- GIVEN TASK
How many of the lines here include "卫生招聘考试之卫生招聘"? Answer with a single number.

- RECORDS TO PROCESS

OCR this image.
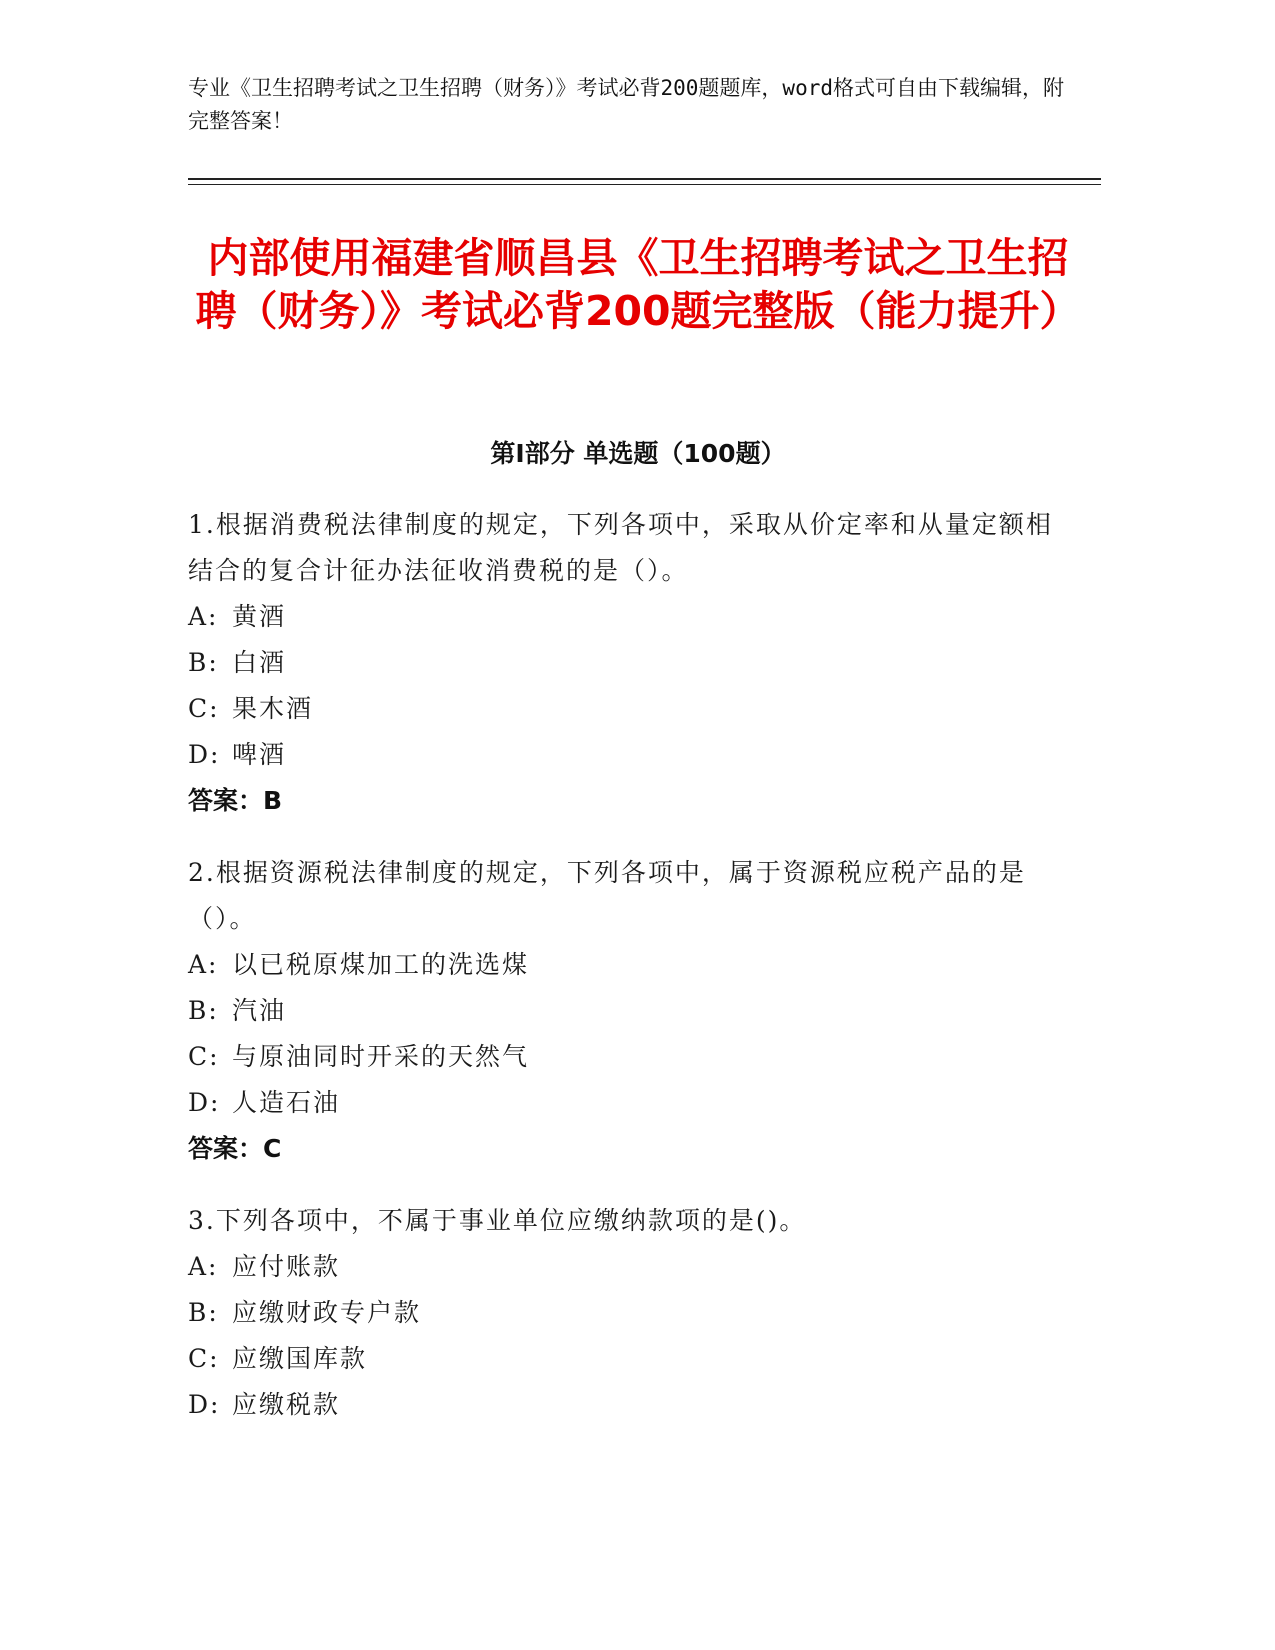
专业《卫生招聘考试之卫生招聘（财务）》考试必背200题题库，word格式可自由下载编辑，附完整答案！
内部使用福建省顺昌县《卫生招聘考试之卫生招聘（财务）》考试必背200题完整版（能力提升）
第Ⅰ部分 单选题（100题）

1.根据消费税法律制度的规定，下列各项中，采取从价定率和从量定额相结合的复合计征办法征收消费税的是（）。

A: 黄酒

B: 白酒

C: 果木酒

D: 啤酒

答案：B

2.根据资源税法律制度的规定，下列各项中，属于资源税应税产品的是（）。

A: 以已税原煤加工的洗选煤

B: 汽油

C: 与原油同时开采的天然气

D: 人造石油

答案：C

3.下列各项中，不属于事业单位应缴纳款项的是()。

A: 应付账款

B: 应缴财政专户款

C: 应缴国库款

D: 应缴税款
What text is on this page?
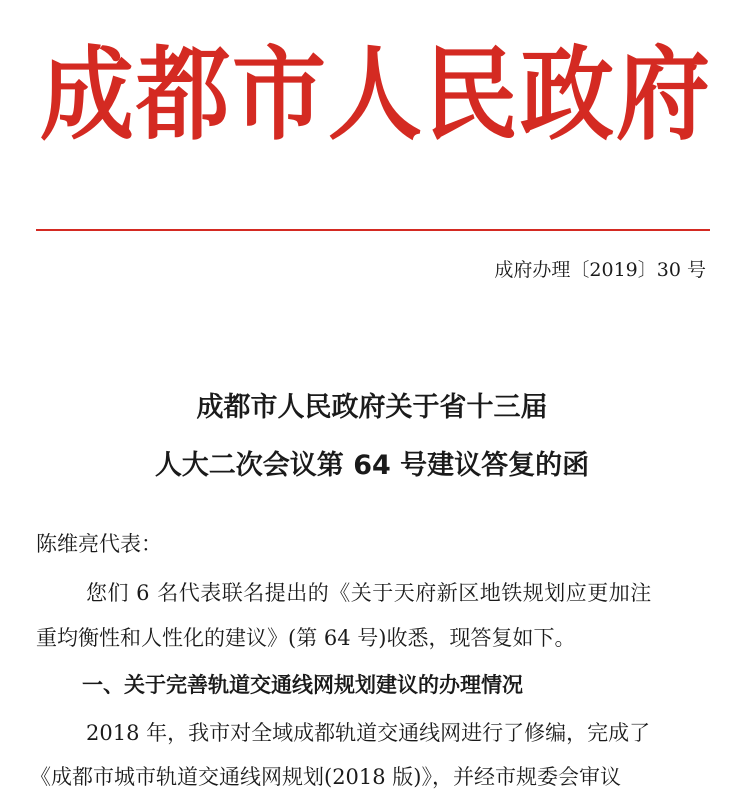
成都市人民政府
成府办理〔2019〕30 号
成都市人民政府关于省十三届
人大二次会议第 64 号建议答复的函
陈维亮代表：
您们 6 名代表联名提出的《关于天府新区地铁规划应更加注
重均衡性和人性化的建议》(第 64 号)收悉，现答复如下。
一、关于完善轨道交通线网规划建议的办理情况
2018 年，我市对全域成都轨道交通线网进行了修编，完成了
《成都市城市轨道交通线网规划(2018 版)》，并经市规委会审议
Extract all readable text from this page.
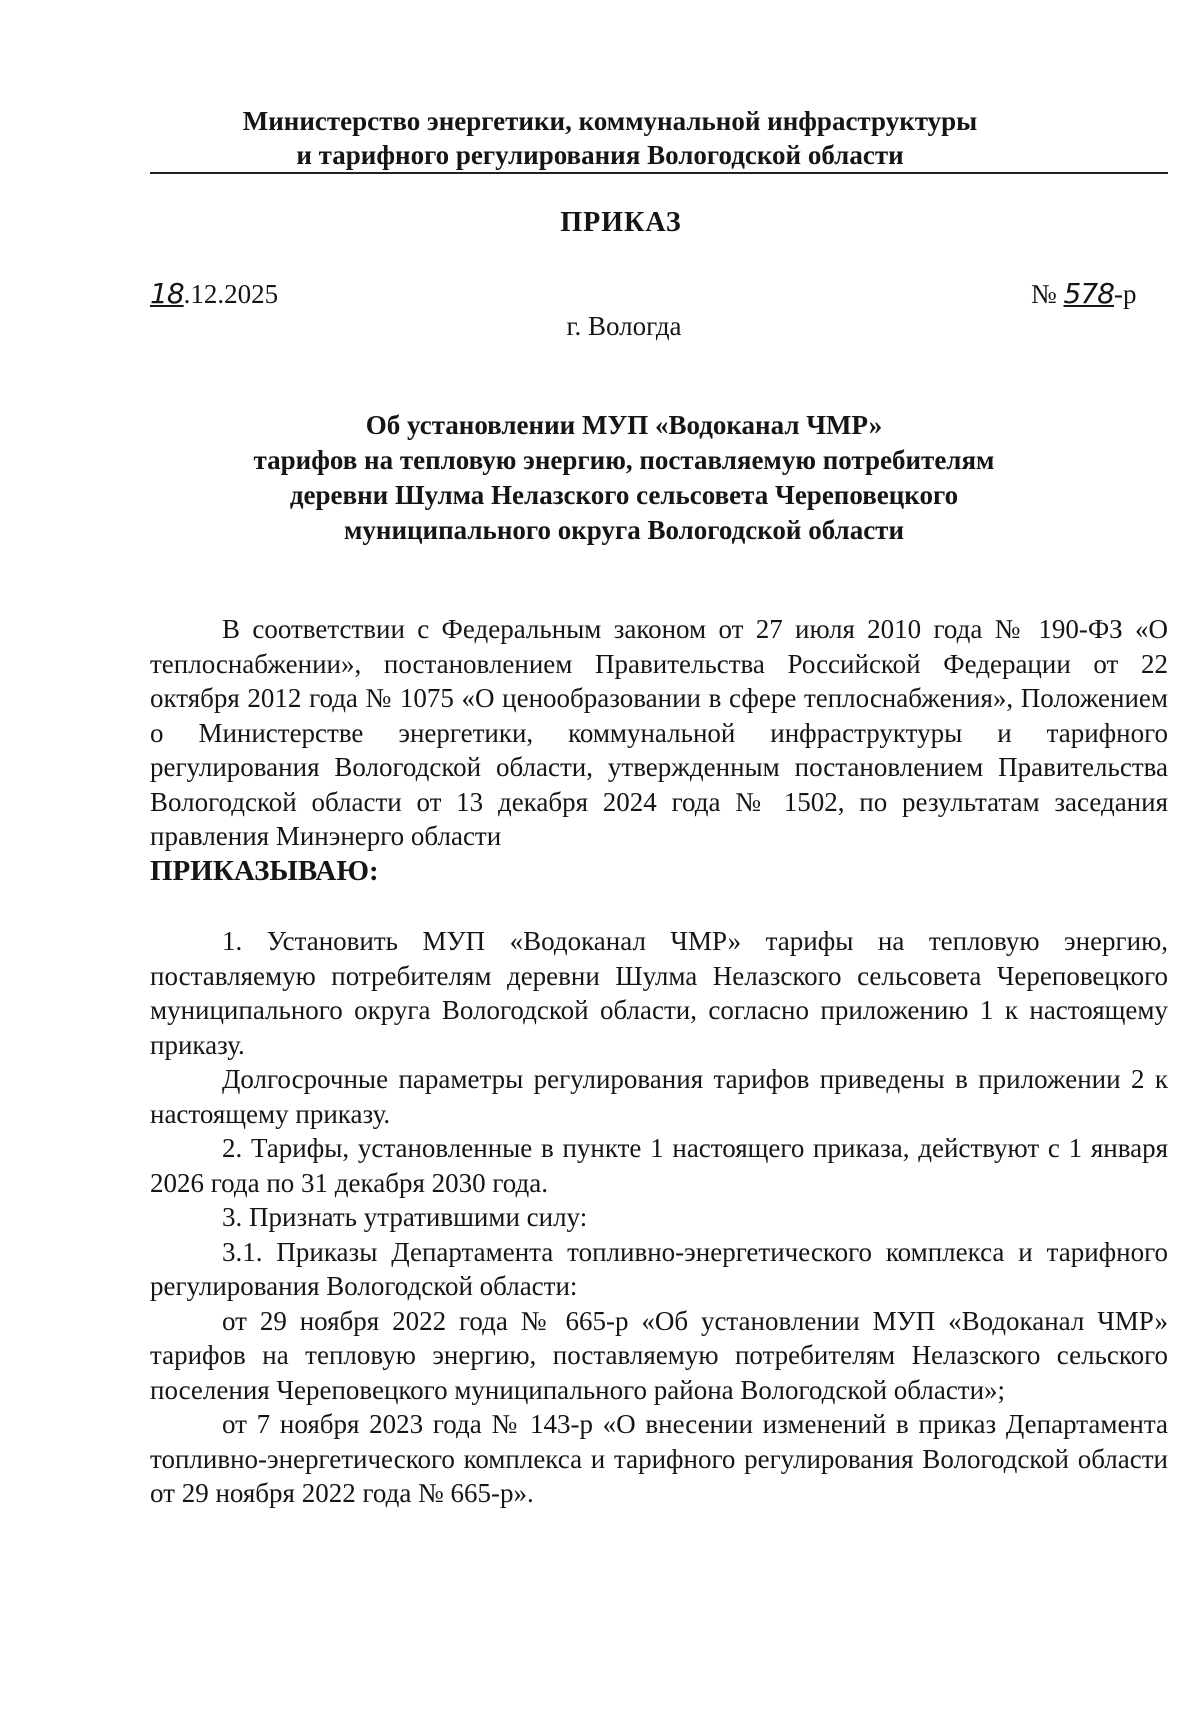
Министерство энергетики, коммунальной инфраструктуры
и тарифного регулирования Вологодской области
ПРИКАЗ
18.12.2025	№ 578-р
г. Вологда
Об установлении МУП «Водоканал ЧМР»
тарифов на тепловую энергию, поставляемую потребителям
деревни Шулма Нелазского сельсовета Череповецкого
муниципального округа Вологодской области

В соответствии с Федеральным законом от 27 июля 2010 года № 190-ФЗ «О теплоснабжении», постановлением Правительства Российской Федерации от 22 октября 2012 года № 1075 «О ценообразовании в сфере теплоснабжения», Положением о Министерстве энергетики, коммунальной инфраструктуры и тарифного регулирования Вологодской области, утвержденным постановлением Правительства Вологодской области от 13 декабря 2024 года № 1502, по результатам заседания правления Минэнерго области

ПРИКАЗЫВАЮ:

1. Установить МУП «Водоканал ЧМР» тарифы на тепловую энергию, поставляемую потребителям деревни Шулма Нелазского сельсовета Череповецкого муниципального округа Вологодской области, согласно приложению 1 к настоящему приказу.

Долгосрочные параметры регулирования тарифов приведены в приложении 2 к настоящему приказу.

2. Тарифы, установленные в пункте 1 настоящего приказа, действуют с 1 января 2026 года по 31 декабря 2030 года.

3. Признать утратившими силу:

3.1. Приказы Департамента топливно-энергетического комплекса и тарифного регулирования Вологодской области:

от 29 ноября 2022 года № 665-р «Об установлении МУП «Водоканал ЧМР» тарифов на тепловую энергию, поставляемую потребителям Нелазского сельского поселения Череповецкого муниципального района Вологодской области»;

от 7 ноября 2023 года № 143-р «О внесении изменений в приказ Департамента топливно-энергетического комплекса и тарифного регулирования Вологодской области от 29 ноября 2022 года № 665-р».
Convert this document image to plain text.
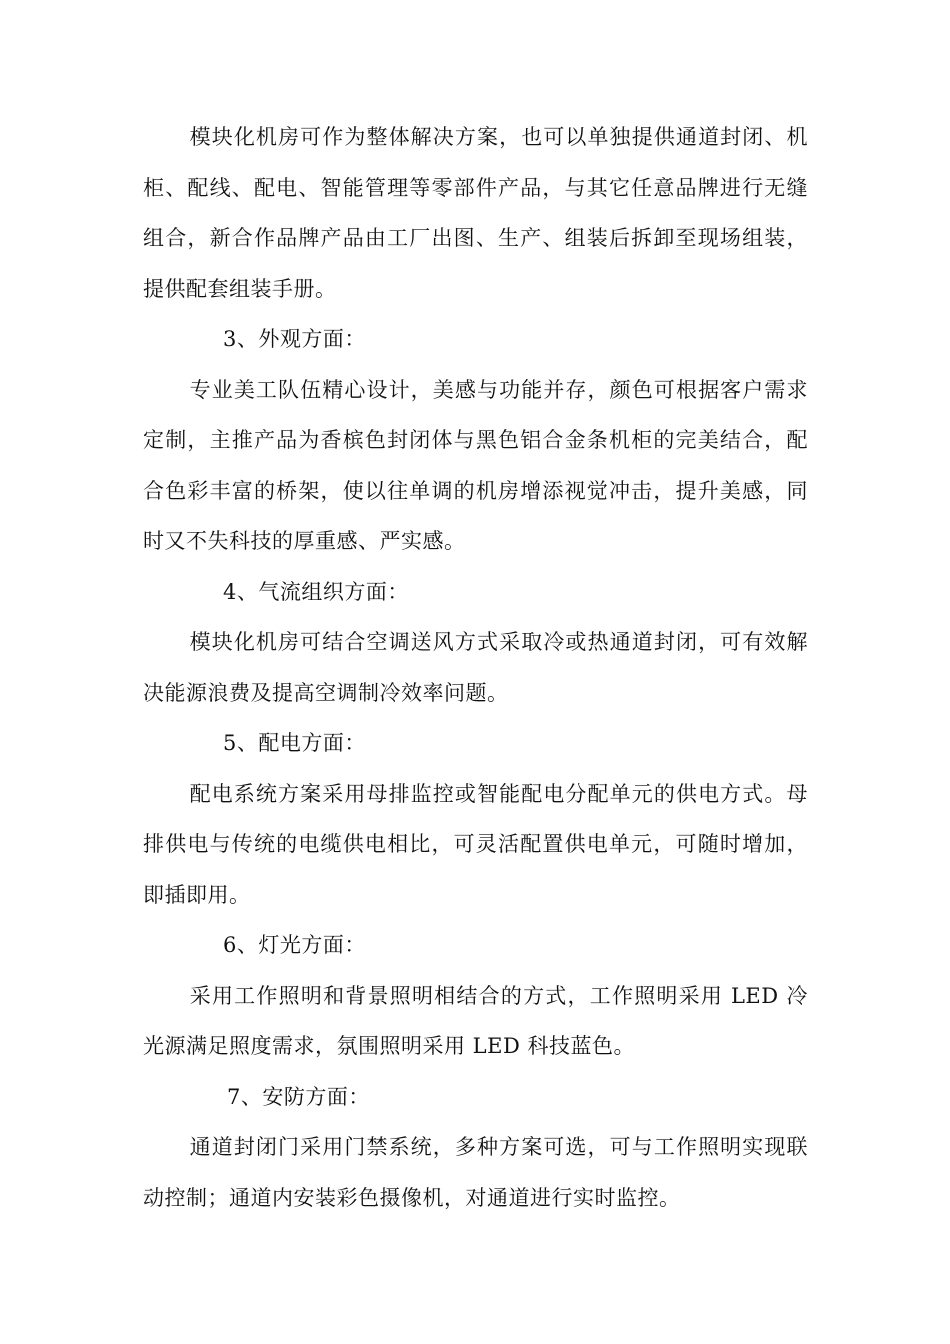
模块化机房可作为整体解决方案，也可以单独提供通道封闭、机柜、配线、配电、智能管理等零部件产品，与其它任意品牌进行无缝组合，新合作品牌产品由工厂出图、生产、组装后拆卸至现场组装，提供配套组装手册。

3、外观方面：

专业美工队伍精心设计，美感与功能并存，颜色可根据客户需求定制，主推产品为香槟色封闭体与黑色铝合金条机柜的完美结合，配合色彩丰富的桥架，使以往单调的机房增添视觉冲击，提升美感，同时又不失科技的厚重感、严实感。

4、气流组织方面：

模块化机房可结合空调送风方式采取冷或热通道封闭，可有效解决能源浪费及提高空调制冷效率问题。

5、配电方面：

配电系统方案采用母排监控或智能配电分配单元的供电方式。母排供电与传统的电缆供电相比，可灵活配置供电单元，可随时增加，即插即用。

6、灯光方面：

采用工作照明和背景照明相结合的方式，工作照明采用 LED 冷光源满足照度需求，氛围照明采用 LED 科技蓝色。

7、安防方面：

通道封闭门采用门禁系统，多种方案可选，可与工作照明实现联动控制；通道内安装彩色摄像机，对通道进行实时监控。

- SOLUTION FOR THIS PROBLEM
2